══ Listed entries
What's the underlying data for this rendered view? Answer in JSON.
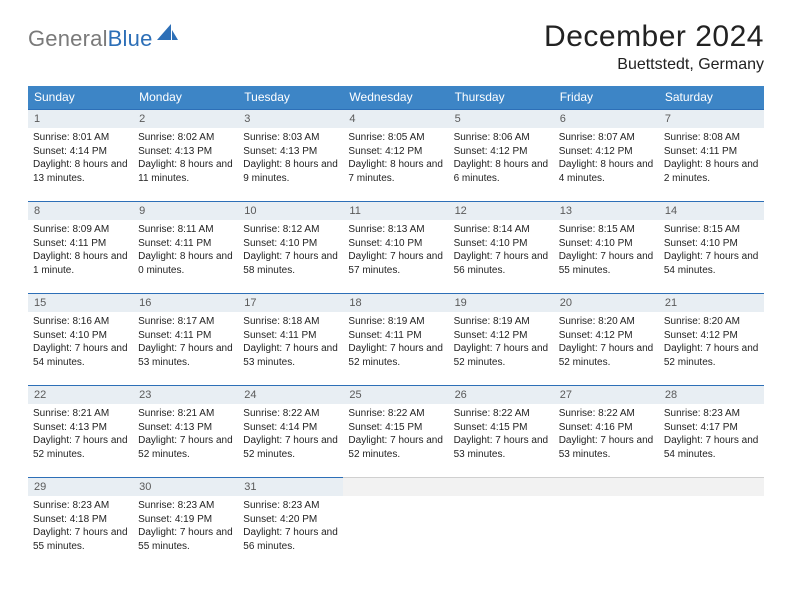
{
  "brand": {
    "word1": "General",
    "word2": "Blue",
    "logo_color": "#2d6fb7",
    "grey": "#7a7a7a"
  },
  "title": "December 2024",
  "location": "Buettstedt, Germany",
  "colors": {
    "header_bg": "#3d85c6",
    "header_text": "#ffffff",
    "daynum_bg": "#e8eef3",
    "daynum_border": "#2d6fb7",
    "text": "#232323"
  },
  "weekdays": [
    "Sunday",
    "Monday",
    "Tuesday",
    "Wednesday",
    "Thursday",
    "Friday",
    "Saturday"
  ],
  "weeks": [
    [
      {
        "n": 1,
        "sr": "8:01 AM",
        "ss": "4:14 PM",
        "dl": "8 hours and 13 minutes."
      },
      {
        "n": 2,
        "sr": "8:02 AM",
        "ss": "4:13 PM",
        "dl": "8 hours and 11 minutes."
      },
      {
        "n": 3,
        "sr": "8:03 AM",
        "ss": "4:13 PM",
        "dl": "8 hours and 9 minutes."
      },
      {
        "n": 4,
        "sr": "8:05 AM",
        "ss": "4:12 PM",
        "dl": "8 hours and 7 minutes."
      },
      {
        "n": 5,
        "sr": "8:06 AM",
        "ss": "4:12 PM",
        "dl": "8 hours and 6 minutes."
      },
      {
        "n": 6,
        "sr": "8:07 AM",
        "ss": "4:12 PM",
        "dl": "8 hours and 4 minutes."
      },
      {
        "n": 7,
        "sr": "8:08 AM",
        "ss": "4:11 PM",
        "dl": "8 hours and 2 minutes."
      }
    ],
    [
      {
        "n": 8,
        "sr": "8:09 AM",
        "ss": "4:11 PM",
        "dl": "8 hours and 1 minute."
      },
      {
        "n": 9,
        "sr": "8:11 AM",
        "ss": "4:11 PM",
        "dl": "8 hours and 0 minutes."
      },
      {
        "n": 10,
        "sr": "8:12 AM",
        "ss": "4:10 PM",
        "dl": "7 hours and 58 minutes."
      },
      {
        "n": 11,
        "sr": "8:13 AM",
        "ss": "4:10 PM",
        "dl": "7 hours and 57 minutes."
      },
      {
        "n": 12,
        "sr": "8:14 AM",
        "ss": "4:10 PM",
        "dl": "7 hours and 56 minutes."
      },
      {
        "n": 13,
        "sr": "8:15 AM",
        "ss": "4:10 PM",
        "dl": "7 hours and 55 minutes."
      },
      {
        "n": 14,
        "sr": "8:15 AM",
        "ss": "4:10 PM",
        "dl": "7 hours and 54 minutes."
      }
    ],
    [
      {
        "n": 15,
        "sr": "8:16 AM",
        "ss": "4:10 PM",
        "dl": "7 hours and 54 minutes."
      },
      {
        "n": 16,
        "sr": "8:17 AM",
        "ss": "4:11 PM",
        "dl": "7 hours and 53 minutes."
      },
      {
        "n": 17,
        "sr": "8:18 AM",
        "ss": "4:11 PM",
        "dl": "7 hours and 53 minutes."
      },
      {
        "n": 18,
        "sr": "8:19 AM",
        "ss": "4:11 PM",
        "dl": "7 hours and 52 minutes."
      },
      {
        "n": 19,
        "sr": "8:19 AM",
        "ss": "4:12 PM",
        "dl": "7 hours and 52 minutes."
      },
      {
        "n": 20,
        "sr": "8:20 AM",
        "ss": "4:12 PM",
        "dl": "7 hours and 52 minutes."
      },
      {
        "n": 21,
        "sr": "8:20 AM",
        "ss": "4:12 PM",
        "dl": "7 hours and 52 minutes."
      }
    ],
    [
      {
        "n": 22,
        "sr": "8:21 AM",
        "ss": "4:13 PM",
        "dl": "7 hours and 52 minutes."
      },
      {
        "n": 23,
        "sr": "8:21 AM",
        "ss": "4:13 PM",
        "dl": "7 hours and 52 minutes."
      },
      {
        "n": 24,
        "sr": "8:22 AM",
        "ss": "4:14 PM",
        "dl": "7 hours and 52 minutes."
      },
      {
        "n": 25,
        "sr": "8:22 AM",
        "ss": "4:15 PM",
        "dl": "7 hours and 52 minutes."
      },
      {
        "n": 26,
        "sr": "8:22 AM",
        "ss": "4:15 PM",
        "dl": "7 hours and 53 minutes."
      },
      {
        "n": 27,
        "sr": "8:22 AM",
        "ss": "4:16 PM",
        "dl": "7 hours and 53 minutes."
      },
      {
        "n": 28,
        "sr": "8:23 AM",
        "ss": "4:17 PM",
        "dl": "7 hours and 54 minutes."
      }
    ],
    [
      {
        "n": 29,
        "sr": "8:23 AM",
        "ss": "4:18 PM",
        "dl": "7 hours and 55 minutes."
      },
      {
        "n": 30,
        "sr": "8:23 AM",
        "ss": "4:19 PM",
        "dl": "7 hours and 55 minutes."
      },
      {
        "n": 31,
        "sr": "8:23 AM",
        "ss": "4:20 PM",
        "dl": "7 hours and 56 minutes."
      },
      null,
      null,
      null,
      null
    ]
  ],
  "labels": {
    "sunrise": "Sunrise:",
    "sunset": "Sunset:",
    "daylight": "Daylight:"
  }
}
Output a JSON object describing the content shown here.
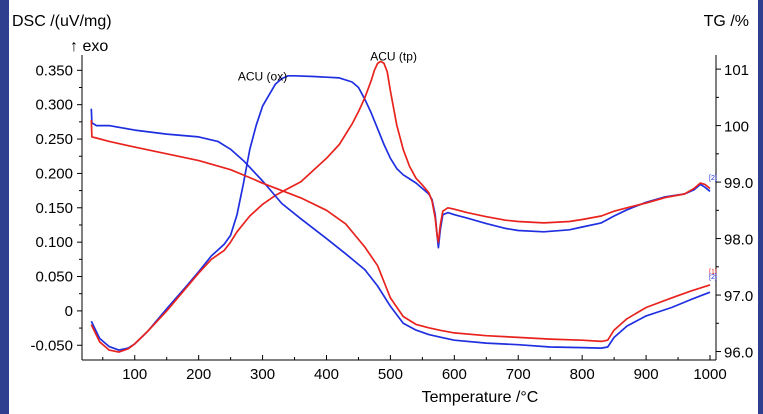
{
  "chart_data": {
    "type": "line",
    "xlabel": "Temperature /°C",
    "ylabel_left": "DSC /(uV/mg)",
    "ylabel_left_sub": "↑ exo",
    "ylabel_right": "TG /%",
    "xlim": [
      30,
      1000
    ],
    "ylim_left": [
      -0.07,
      0.365
    ],
    "ylim_right": [
      95.85,
      101.25
    ],
    "x_ticks": [
      {
        "v": 100,
        "label": "100"
      },
      {
        "v": 200,
        "label": "200"
      },
      {
        "v": 300,
        "label": "300"
      },
      {
        "v": 400,
        "label": "400"
      },
      {
        "v": 500,
        "label": "500"
      },
      {
        "v": 600,
        "label": "600"
      },
      {
        "v": 700,
        "label": "700"
      },
      {
        "v": 800,
        "label": "800"
      },
      {
        "v": 900,
        "label": "900"
      },
      {
        "v": 1000,
        "label": "1000"
      }
    ],
    "y_left_ticks": [
      {
        "v": 0.35,
        "label": "0.350"
      },
      {
        "v": 0.3,
        "label": "0.300"
      },
      {
        "v": 0.25,
        "label": "0.250"
      },
      {
        "v": 0.2,
        "label": "0.200"
      },
      {
        "v": 0.15,
        "label": "0.150"
      },
      {
        "v": 0.1,
        "label": "0.100"
      },
      {
        "v": 0.05,
        "label": "0.050"
      },
      {
        "v": 0,
        "label": "0"
      },
      {
        "v": -0.05,
        "label": "-0.050"
      }
    ],
    "y_right_ticks": [
      {
        "v": 101,
        "label": "101"
      },
      {
        "v": 100,
        "label": "100"
      },
      {
        "v": 99,
        "label": "99.0"
      },
      {
        "v": 98,
        "label": "98.0"
      },
      {
        "v": 97,
        "label": "97.0"
      },
      {
        "v": 96,
        "label": "96.0"
      }
    ],
    "annotations": [
      {
        "text": "ACU (ox)",
        "x": 300,
        "y": 0.335,
        "axis": "left"
      },
      {
        "text": "ACU (tp)",
        "x": 505,
        "y": 0.364,
        "axis": "left"
      }
    ],
    "series": [
      {
        "id": "dsc-ox",
        "axis": "left",
        "color": "#1f2fe0",
        "x": [
          32,
          45,
          60,
          75,
          90,
          100,
          120,
          150,
          180,
          200,
          220,
          240,
          250,
          260,
          270,
          280,
          290,
          300,
          320,
          330,
          340,
          350,
          380,
          400,
          420,
          440,
          450,
          460,
          470,
          480,
          490,
          500,
          510,
          520,
          530,
          540,
          550,
          560,
          565,
          570,
          573,
          575,
          578,
          582,
          590,
          600,
          620,
          650,
          680,
          700,
          740,
          780,
          800,
          830,
          850,
          870,
          900,
          930,
          960,
          975,
          985,
          992,
          1000
        ],
        "y": [
          -0.015,
          -0.04,
          -0.052,
          -0.057,
          -0.054,
          -0.048,
          -0.03,
          0.003,
          0.035,
          0.057,
          0.08,
          0.097,
          0.11,
          0.14,
          0.185,
          0.235,
          0.27,
          0.298,
          0.33,
          0.338,
          0.342,
          0.342,
          0.341,
          0.34,
          0.339,
          0.333,
          0.325,
          0.308,
          0.288,
          0.265,
          0.242,
          0.222,
          0.207,
          0.198,
          0.192,
          0.186,
          0.178,
          0.17,
          0.162,
          0.14,
          0.11,
          0.092,
          0.118,
          0.14,
          0.143,
          0.14,
          0.135,
          0.127,
          0.12,
          0.117,
          0.115,
          0.118,
          0.122,
          0.128,
          0.138,
          0.147,
          0.158,
          0.166,
          0.17,
          0.176,
          0.184,
          0.18,
          0.174
        ]
      },
      {
        "id": "dsc-tp",
        "axis": "left",
        "color": "#e8231e",
        "x": [
          32,
          45,
          60,
          75,
          90,
          100,
          120,
          150,
          180,
          200,
          220,
          240,
          250,
          260,
          280,
          300,
          320,
          340,
          360,
          380,
          400,
          420,
          440,
          450,
          460,
          470,
          475,
          480,
          485,
          490,
          495,
          500,
          510,
          520,
          530,
          540,
          550,
          560,
          565,
          570,
          573,
          575,
          578,
          582,
          590,
          600,
          620,
          650,
          680,
          700,
          740,
          780,
          800,
          830,
          850,
          870,
          900,
          930,
          960,
          975,
          985,
          992,
          1000
        ],
        "y": [
          -0.02,
          -0.045,
          -0.057,
          -0.06,
          -0.055,
          -0.048,
          -0.03,
          0.0,
          0.033,
          0.055,
          0.075,
          0.088,
          0.1,
          0.115,
          0.138,
          0.155,
          0.168,
          0.178,
          0.188,
          0.205,
          0.222,
          0.242,
          0.272,
          0.29,
          0.31,
          0.335,
          0.35,
          0.36,
          0.363,
          0.36,
          0.348,
          0.32,
          0.27,
          0.235,
          0.21,
          0.193,
          0.183,
          0.172,
          0.16,
          0.135,
          0.11,
          0.1,
          0.125,
          0.145,
          0.15,
          0.148,
          0.143,
          0.137,
          0.132,
          0.13,
          0.128,
          0.13,
          0.133,
          0.138,
          0.145,
          0.15,
          0.157,
          0.165,
          0.17,
          0.178,
          0.186,
          0.184,
          0.178
        ]
      },
      {
        "id": "tg-ox",
        "axis": "right",
        "color": "#1f2fe0",
        "x": [
          32,
          33,
          40,
          60,
          100,
          150,
          200,
          230,
          250,
          270,
          300,
          330,
          360,
          400,
          430,
          460,
          480,
          500,
          520,
          540,
          560,
          580,
          600,
          650,
          700,
          750,
          800,
          830,
          840,
          850,
          870,
          900,
          940,
          970,
          1000
        ],
        "y": [
          100.3,
          100.05,
          100.0,
          100.0,
          99.92,
          99.85,
          99.8,
          99.72,
          99.58,
          99.38,
          99.02,
          98.62,
          98.35,
          98.0,
          97.73,
          97.45,
          97.16,
          96.8,
          96.5,
          96.38,
          96.3,
          96.25,
          96.2,
          96.15,
          96.12,
          96.08,
          96.07,
          96.06,
          96.08,
          96.25,
          96.45,
          96.63,
          96.78,
          96.92,
          97.05
        ]
      },
      {
        "id": "tg-tp",
        "axis": "right",
        "color": "#e8231e",
        "x": [
          32,
          33,
          40,
          60,
          100,
          150,
          200,
          250,
          280,
          300,
          330,
          360,
          400,
          430,
          460,
          480,
          500,
          520,
          540,
          560,
          580,
          600,
          650,
          700,
          750,
          800,
          830,
          840,
          850,
          870,
          900,
          940,
          970,
          1000
        ],
        "y": [
          100.1,
          99.8,
          99.78,
          99.72,
          99.62,
          99.5,
          99.38,
          99.22,
          99.08,
          98.98,
          98.85,
          98.72,
          98.5,
          98.26,
          97.85,
          97.52,
          96.95,
          96.62,
          96.48,
          96.42,
          96.37,
          96.33,
          96.28,
          96.25,
          96.22,
          96.2,
          96.18,
          96.2,
          96.38,
          96.58,
          96.78,
          96.95,
          97.07,
          97.18
        ]
      }
    ]
  }
}
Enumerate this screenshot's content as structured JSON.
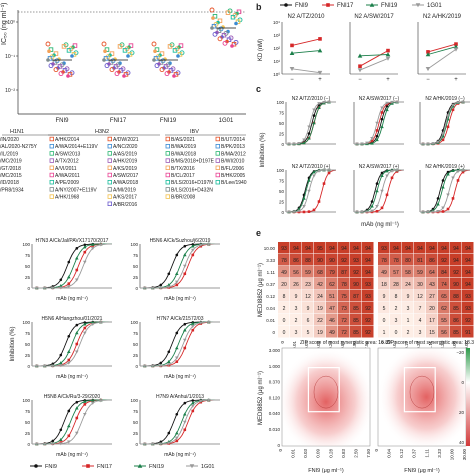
{
  "colors": {
    "FNI9": "#111111",
    "FNI17": "#d62728",
    "FNI19": "#1b7f4a",
    "1G01": "#9a9a9a",
    "heat_high": "#c4321c",
    "heat_low": "#fff2ea",
    "zip_pos": "#d23a3a",
    "zip_neg": "#2e9a4a"
  },
  "panel_labels": {
    "b": "b",
    "c": "c",
    "e": "e"
  },
  "legend": {
    "FNI9": "FNI9",
    "FNI17": "FNI17",
    "FNI19": "FNI19",
    "1G01": "1G01"
  },
  "panel_a": {
    "ylabel": "IC₅₀ (ng ml⁻¹)",
    "groups": [
      "FNI9",
      "FNI17",
      "FNI19",
      "1G01"
    ],
    "subtype_headers": [
      "H1N1",
      "H3N2",
      "IBV"
    ],
    "h1n1_strains": [
      "/IN/2020",
      "/AL/2020-N275Y",
      "/IL/2019",
      "/MC/2019",
      "/GT/2018",
      "/MC/2015",
      "/ID/2018",
      "/PR8/1934"
    ],
    "h3n2_col1": [
      "A/HK/2014",
      "A/WA/2014+E119V",
      "A/SW/2013",
      "A/TX/2012",
      "A/VI/2011",
      "A/WA/2011",
      "A/PE/2009",
      "A/NY/2007+E119V",
      "A/HK/1968"
    ],
    "h3n2_col2": [
      "A/DW/2021",
      "A/NC/2020",
      "A/AS/2019",
      "A/HK/2019",
      "A/KS/2019",
      "A/SW/2017",
      "A/WA/2018",
      "A/MI/2019",
      "A/KS/2017",
      "A/BR/2016"
    ],
    "ibv_col1": [
      "B/AS/2021",
      "B/WA/2019",
      "B/WA/2018",
      "B/MS/2018+D197E",
      "B/TX/2016",
      "B/CL/2017",
      "B/LS/2016+D197N",
      "B/LS/2016+D432N",
      "B/BR/2008"
    ],
    "ibv_col2": [
      "B/UT/2014",
      "B/PK/2013",
      "B/MA/2012",
      "B/WI/2010",
      "B/FL/2006",
      "B/HK/2005",
      "B/Lee/1940"
    ]
  },
  "panel_b": {
    "ylabel": "KD (nM)",
    "subplots": [
      {
        "title": "N2 A/TZ/2010",
        "ticks": [
          "−",
          "+"
        ],
        "y_ticks": [
          "10⁰",
          "10¹",
          "10²",
          "10³",
          "10⁴"
        ]
      },
      {
        "title": "N2 A/SW/2017",
        "ticks": [
          "−",
          "+"
        ]
      },
      {
        "title": "N2 A/HK/2019",
        "ticks": [
          "−",
          "+"
        ]
      }
    ],
    "lines": {
      "FNI17": [
        [
          2.2,
          2.7
        ],
        [
          0.6,
          1.8
        ],
        [
          1.7,
          2.3
        ]
      ],
      "FNI19": [
        [
          1.6,
          1.8
        ],
        [
          1.4,
          1.5
        ],
        [
          1.5,
          2.1
        ]
      ],
      "1G01": [
        [
          0.4,
          0.1
        ],
        [
          0.3,
          1.2
        ],
        [
          0.4,
          1.9
        ]
      ]
    }
  },
  "panel_c": {
    "ylabel": "Inhibition (%)",
    "xlabel": "mAb (ng ml⁻¹)",
    "y_ticks": [
      "0",
      "25",
      "50",
      "75",
      "100"
    ],
    "x_ticks": [
      "10⁻¹",
      "10⁰",
      "10¹",
      "10²",
      "10³",
      "10⁴"
    ],
    "subplots": [
      {
        "title": "N2 A/TZ/2010 (−)",
        "ec50": {
          "FNI9": 1.6,
          "FNI17": 1.8,
          "FNI19": 1.8,
          "1G01": 1.4
        }
      },
      {
        "title": "N2 A/SW/2017 (−)",
        "ec50": {
          "FNI9": 1.7,
          "FNI17": 1.5,
          "FNI19": 1.9,
          "1G01": 1.3
        }
      },
      {
        "title": "N2 A/HK/2019 (−)",
        "ec50": {
          "FNI9": 1.5,
          "FNI17": 1.9,
          "FNI19": 1.7,
          "1G01": 1.6
        }
      },
      {
        "title": "N2 A/TZ/2010 (+)",
        "ec50": {
          "FNI9": 0.9,
          "FNI17": 2.6,
          "FNI19": 1.0,
          "1G01": 1.3
        }
      },
      {
        "title": "N2 A/SW/2017 (+)",
        "ec50": {
          "FNI9": 1.1,
          "FNI17": 2.4,
          "FNI19": 1.3,
          "1G01": 1.8
        }
      },
      {
        "title": "N2 A/HK/2019 (+)",
        "ec50": {
          "FNI9": 1.0,
          "FNI17": 2.5,
          "FNI19": 1.2,
          "1G01": 1.9
        }
      }
    ]
  },
  "panel_d": {
    "ylabel": "Inhibition (%)",
    "xlabel": "mAb (ng ml⁻¹)",
    "y_ticks": [
      "0",
      "25",
      "50",
      "75",
      "100"
    ],
    "x_ticks": [
      "10⁻¹",
      "10⁰",
      "10¹",
      "10²",
      "10³",
      "10⁴"
    ],
    "subplots": [
      {
        "title": "H7N3 A/Ck/Jal/PAVX17170/2017",
        "ec50": {
          "FNI9": 1.2,
          "FNI17": 1.9,
          "FNI19": 1.6,
          "1G01": 2.2
        }
      },
      {
        "title": "H5N6 A/Ck/Suzhou/j6/2019",
        "ec50": {
          "FNI9": 1.0,
          "FNI17": 2.0,
          "FNI19": 1.5,
          "1G01": 1.8
        }
      },
      {
        "title": "H5N6 A/Hangzhou/01/2021",
        "ec50": {
          "FNI9": 1.1,
          "FNI17": 1.8,
          "FNI19": 1.5,
          "1G01": 2.0
        }
      },
      {
        "title": "H7N7 A/Ck/21572/03",
        "ec50": {
          "FNI9": 1.0,
          "FNI17": 1.9,
          "FNI19": 1.4,
          "1G01": 1.7
        }
      },
      {
        "title": "H5N8 A/Ck/Ru/3-29/2020",
        "ec50": {
          "FNI9": 1.0,
          "FNI17": 1.7,
          "FNI19": 1.4,
          "1G01": 2.1
        }
      },
      {
        "title": "H7N9 A/Anhui/1/2013",
        "ec50": {
          "FNI9": 1.1,
          "FNI17": 2.0,
          "FNI19": 1.6,
          "1G01": 1.8
        }
      }
    ]
  },
  "panel_e": {
    "ylabel": "MEDI8852 (μg ml⁻¹)",
    "xlabel": "FNI9 (μg ml⁻¹)",
    "y_ticks": [
      "10.00",
      "3.33",
      "1.11",
      "0.37",
      "0.12",
      "0.04",
      "0.01",
      "0"
    ],
    "x_ticks_left": [
      "0",
      "0.01",
      "0.03",
      "0.09",
      "0.28",
      "0.83",
      "2.50",
      "7.50"
    ],
    "x_ticks_right": [
      "0",
      "0.04",
      "0.12",
      "0.37",
      "1.11",
      "3.33",
      "10.00",
      "30.00"
    ],
    "heatmap_left": [
      [
        93,
        94,
        94,
        95,
        94,
        94,
        94,
        94
      ],
      [
        78,
        86,
        88,
        90,
        90,
        92,
        93,
        94
      ],
      [
        49,
        56,
        59,
        68,
        79,
        87,
        92,
        94
      ],
      [
        20,
        26,
        23,
        42,
        62,
        78,
        90,
        93
      ],
      [
        8,
        9,
        12,
        24,
        51,
        75,
        87,
        93
      ],
      [
        2,
        3,
        9,
        19,
        47,
        73,
        85,
        92
      ],
      [
        0,
        2,
        6,
        22,
        46,
        72,
        85,
        92
      ],
      [
        0,
        3,
        5,
        19,
        49,
        72,
        85,
        92
      ]
    ],
    "heatmap_right": [
      [
        93,
        94,
        94,
        94,
        94,
        94,
        94,
        94
      ],
      [
        78,
        78,
        80,
        81,
        86,
        92,
        94,
        94
      ],
      [
        49,
        57,
        58,
        59,
        64,
        84,
        92,
        94
      ],
      [
        18,
        28,
        24,
        30,
        43,
        74,
        90,
        94
      ],
      [
        9,
        8,
        9,
        12,
        27,
        65,
        88,
        93
      ],
      [
        5,
        2,
        3,
        7,
        20,
        62,
        85,
        93
      ],
      [
        0,
        3,
        1,
        4,
        17,
        55,
        86,
        92
      ],
      [
        1,
        0,
        2,
        3,
        15,
        56,
        85,
        91
      ]
    ],
    "zip_left_title": "ZIP score of most synergistic area: 16.89",
    "zip_right_title": "ZIP score of most synergistic area: 18.36",
    "zip_y_ticks": [
      "3.000",
      "1.000",
      "0.370",
      "0.120",
      "0.040",
      "0.010",
      "0"
    ],
    "zip_scale_ticks": [
      "−20",
      "0",
      "20",
      "40"
    ]
  }
}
════
= Set exercise =
Pick out and copy the lines of the material that include the word "content".

= Response below =
Output a JSON object describing the content shown here.
Enumerate this screenshot's content as structured JSON.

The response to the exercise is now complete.